* START GIVEN RECORDS *

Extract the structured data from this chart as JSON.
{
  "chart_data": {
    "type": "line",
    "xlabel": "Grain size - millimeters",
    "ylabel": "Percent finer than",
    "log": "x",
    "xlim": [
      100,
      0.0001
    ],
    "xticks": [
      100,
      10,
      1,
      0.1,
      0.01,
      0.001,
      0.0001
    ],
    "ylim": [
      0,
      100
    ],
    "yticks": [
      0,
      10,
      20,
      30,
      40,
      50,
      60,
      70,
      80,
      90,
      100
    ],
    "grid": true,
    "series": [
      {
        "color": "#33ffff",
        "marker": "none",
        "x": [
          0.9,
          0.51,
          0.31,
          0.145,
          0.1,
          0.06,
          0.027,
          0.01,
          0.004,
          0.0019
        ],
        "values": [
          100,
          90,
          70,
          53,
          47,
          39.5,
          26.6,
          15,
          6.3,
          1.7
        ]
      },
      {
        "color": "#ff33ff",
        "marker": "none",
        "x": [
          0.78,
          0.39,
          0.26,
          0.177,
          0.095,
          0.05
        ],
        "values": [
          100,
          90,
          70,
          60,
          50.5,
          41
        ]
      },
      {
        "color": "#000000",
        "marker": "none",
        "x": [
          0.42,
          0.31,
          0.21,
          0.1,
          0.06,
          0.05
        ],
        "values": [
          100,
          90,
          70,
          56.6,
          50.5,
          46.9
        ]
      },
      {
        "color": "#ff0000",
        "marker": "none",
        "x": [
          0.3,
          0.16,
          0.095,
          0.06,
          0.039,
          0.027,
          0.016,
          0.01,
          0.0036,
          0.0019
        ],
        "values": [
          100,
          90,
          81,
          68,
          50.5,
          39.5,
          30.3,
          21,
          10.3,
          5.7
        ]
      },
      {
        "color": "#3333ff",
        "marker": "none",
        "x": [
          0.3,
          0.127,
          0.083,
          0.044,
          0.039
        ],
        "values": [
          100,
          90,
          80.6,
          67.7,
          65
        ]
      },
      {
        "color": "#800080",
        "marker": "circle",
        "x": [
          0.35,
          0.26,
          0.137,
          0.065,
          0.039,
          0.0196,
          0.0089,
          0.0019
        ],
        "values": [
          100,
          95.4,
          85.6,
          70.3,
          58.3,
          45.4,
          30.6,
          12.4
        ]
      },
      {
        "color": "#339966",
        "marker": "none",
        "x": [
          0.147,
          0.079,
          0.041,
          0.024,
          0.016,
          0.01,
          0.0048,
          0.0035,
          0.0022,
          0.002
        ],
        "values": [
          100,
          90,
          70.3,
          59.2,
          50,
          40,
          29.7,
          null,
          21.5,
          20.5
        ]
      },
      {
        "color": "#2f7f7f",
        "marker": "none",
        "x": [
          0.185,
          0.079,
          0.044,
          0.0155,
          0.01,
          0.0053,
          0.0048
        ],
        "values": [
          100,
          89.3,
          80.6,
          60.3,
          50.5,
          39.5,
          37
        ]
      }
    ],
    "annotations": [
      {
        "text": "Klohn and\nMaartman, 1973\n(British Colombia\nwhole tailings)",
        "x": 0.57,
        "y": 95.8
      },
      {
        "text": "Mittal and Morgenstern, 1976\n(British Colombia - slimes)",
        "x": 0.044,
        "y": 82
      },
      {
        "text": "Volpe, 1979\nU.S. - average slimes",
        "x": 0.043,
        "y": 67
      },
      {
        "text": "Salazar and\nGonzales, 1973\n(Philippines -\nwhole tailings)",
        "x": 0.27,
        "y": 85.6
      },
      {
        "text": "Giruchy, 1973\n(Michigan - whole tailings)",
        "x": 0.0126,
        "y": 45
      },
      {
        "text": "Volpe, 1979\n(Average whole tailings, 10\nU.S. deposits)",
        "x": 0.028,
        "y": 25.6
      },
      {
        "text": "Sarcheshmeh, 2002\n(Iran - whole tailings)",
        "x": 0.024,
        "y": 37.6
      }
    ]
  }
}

* END GIVEN RECORDS *
* START GIVEN RECORDS *

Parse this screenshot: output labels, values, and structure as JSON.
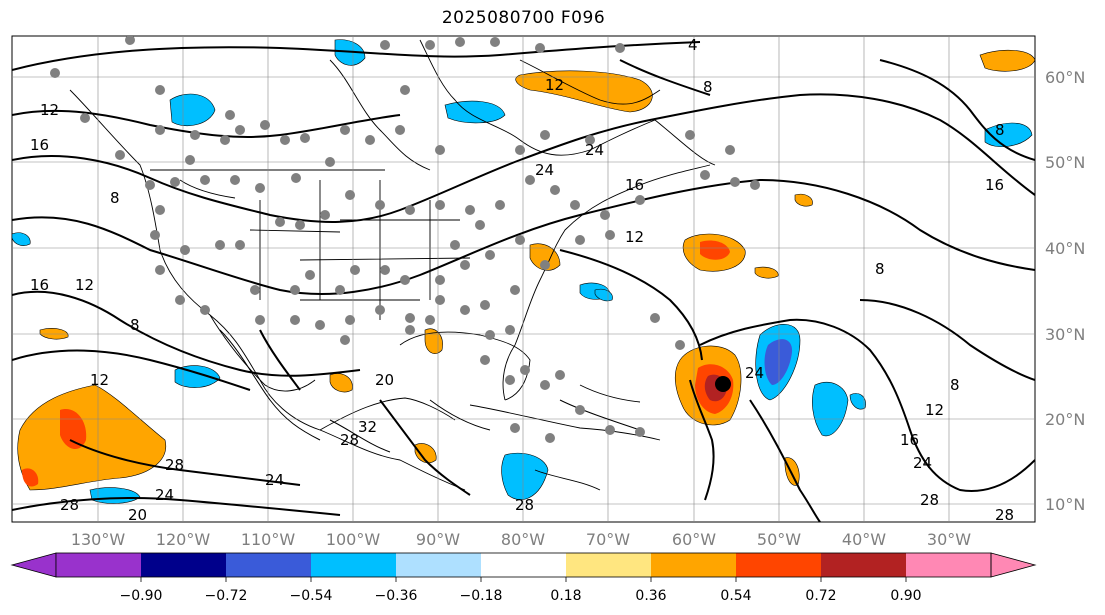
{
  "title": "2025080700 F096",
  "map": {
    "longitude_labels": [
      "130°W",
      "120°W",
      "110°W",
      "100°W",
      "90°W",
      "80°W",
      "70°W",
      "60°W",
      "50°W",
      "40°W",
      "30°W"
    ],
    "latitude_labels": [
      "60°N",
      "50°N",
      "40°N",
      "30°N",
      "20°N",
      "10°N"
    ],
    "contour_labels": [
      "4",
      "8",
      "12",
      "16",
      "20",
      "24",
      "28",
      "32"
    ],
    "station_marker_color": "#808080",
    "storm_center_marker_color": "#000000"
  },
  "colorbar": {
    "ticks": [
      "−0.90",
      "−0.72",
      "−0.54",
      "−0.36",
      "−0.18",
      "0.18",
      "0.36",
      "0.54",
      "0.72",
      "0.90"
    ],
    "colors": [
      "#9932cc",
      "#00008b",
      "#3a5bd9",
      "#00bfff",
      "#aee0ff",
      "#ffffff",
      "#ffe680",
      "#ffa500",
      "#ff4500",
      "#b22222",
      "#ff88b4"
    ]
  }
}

* END GIVEN RECORDS *
* START GIVEN RECORDS *

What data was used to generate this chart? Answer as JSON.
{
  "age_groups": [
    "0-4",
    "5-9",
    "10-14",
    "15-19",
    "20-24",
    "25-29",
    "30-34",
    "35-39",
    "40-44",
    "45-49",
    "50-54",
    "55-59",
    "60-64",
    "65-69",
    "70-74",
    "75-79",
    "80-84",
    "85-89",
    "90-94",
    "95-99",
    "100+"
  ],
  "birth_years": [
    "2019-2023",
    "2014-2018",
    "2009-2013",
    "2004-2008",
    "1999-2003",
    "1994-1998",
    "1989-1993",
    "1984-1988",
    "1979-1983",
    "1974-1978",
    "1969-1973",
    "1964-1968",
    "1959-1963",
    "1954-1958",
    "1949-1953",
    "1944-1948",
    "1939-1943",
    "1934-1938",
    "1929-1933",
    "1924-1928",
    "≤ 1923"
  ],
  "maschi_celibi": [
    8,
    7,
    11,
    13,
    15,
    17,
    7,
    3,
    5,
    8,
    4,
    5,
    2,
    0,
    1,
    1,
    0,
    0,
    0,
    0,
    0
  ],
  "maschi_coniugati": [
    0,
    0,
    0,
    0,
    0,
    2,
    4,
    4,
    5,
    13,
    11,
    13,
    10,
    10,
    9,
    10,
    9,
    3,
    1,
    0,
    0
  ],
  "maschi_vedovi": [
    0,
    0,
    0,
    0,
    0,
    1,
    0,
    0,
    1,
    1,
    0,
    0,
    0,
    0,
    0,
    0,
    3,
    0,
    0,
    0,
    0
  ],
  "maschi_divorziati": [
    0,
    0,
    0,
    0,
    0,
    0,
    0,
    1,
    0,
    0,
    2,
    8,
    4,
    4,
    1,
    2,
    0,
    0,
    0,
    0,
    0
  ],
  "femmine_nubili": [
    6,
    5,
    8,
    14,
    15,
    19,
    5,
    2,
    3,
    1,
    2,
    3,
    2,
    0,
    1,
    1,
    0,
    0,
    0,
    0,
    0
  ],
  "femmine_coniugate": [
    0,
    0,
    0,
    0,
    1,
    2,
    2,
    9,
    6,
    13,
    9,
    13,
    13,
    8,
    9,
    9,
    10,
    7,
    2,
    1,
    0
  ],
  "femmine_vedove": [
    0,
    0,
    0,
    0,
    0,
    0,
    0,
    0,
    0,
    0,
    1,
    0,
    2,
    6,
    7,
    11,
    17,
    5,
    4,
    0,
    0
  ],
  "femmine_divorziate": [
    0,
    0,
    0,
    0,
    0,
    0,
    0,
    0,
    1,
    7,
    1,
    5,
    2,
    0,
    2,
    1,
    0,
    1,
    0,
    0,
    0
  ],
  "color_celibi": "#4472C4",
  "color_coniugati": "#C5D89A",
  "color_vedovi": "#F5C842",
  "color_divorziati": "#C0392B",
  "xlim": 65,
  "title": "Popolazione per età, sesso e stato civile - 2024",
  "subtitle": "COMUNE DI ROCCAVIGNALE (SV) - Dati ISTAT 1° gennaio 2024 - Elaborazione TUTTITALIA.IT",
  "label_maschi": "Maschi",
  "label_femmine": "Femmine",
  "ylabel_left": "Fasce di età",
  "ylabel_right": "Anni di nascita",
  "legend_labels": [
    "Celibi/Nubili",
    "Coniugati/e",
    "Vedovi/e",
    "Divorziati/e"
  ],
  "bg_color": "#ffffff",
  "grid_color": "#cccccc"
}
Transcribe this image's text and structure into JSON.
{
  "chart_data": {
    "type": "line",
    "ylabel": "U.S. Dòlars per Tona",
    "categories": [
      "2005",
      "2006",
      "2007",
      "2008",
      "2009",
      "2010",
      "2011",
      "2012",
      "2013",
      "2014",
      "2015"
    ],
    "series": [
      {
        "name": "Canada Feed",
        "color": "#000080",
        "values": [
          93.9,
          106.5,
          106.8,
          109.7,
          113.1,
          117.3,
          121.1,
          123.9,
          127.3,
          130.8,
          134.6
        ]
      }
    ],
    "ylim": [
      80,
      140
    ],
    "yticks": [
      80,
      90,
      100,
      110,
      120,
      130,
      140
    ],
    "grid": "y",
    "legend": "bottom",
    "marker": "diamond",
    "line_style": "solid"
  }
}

* END GIVEN RECORDS *

WRITTEN EXERCISE =>
Pull out each line containing the word "text" and copy it.

IN RESPONSE =>
        "text": "Klohn and\nMaartman, 1973\n(British Colombia\nwhole tailings)",
        "text": "Mittal and Morgenstern, 1976\n(British Colombia - slimes)",
        "text": "Volpe, 1979\nU.S. - average slimes",
        "text": "Salazar and\nGonzales, 1973\n(Philippines -\nwhole tailings)",
        "text": "Giruchy, 1973\n(Michigan - whole tailings)",
        "text": "Volpe, 1979\n(Average whole tailings, 10\nU.S. deposits)",
        "text": "Sarcheshmeh, 2002\n(Iran - whole tailings)",
Transcribe this image's text and structure into JSON.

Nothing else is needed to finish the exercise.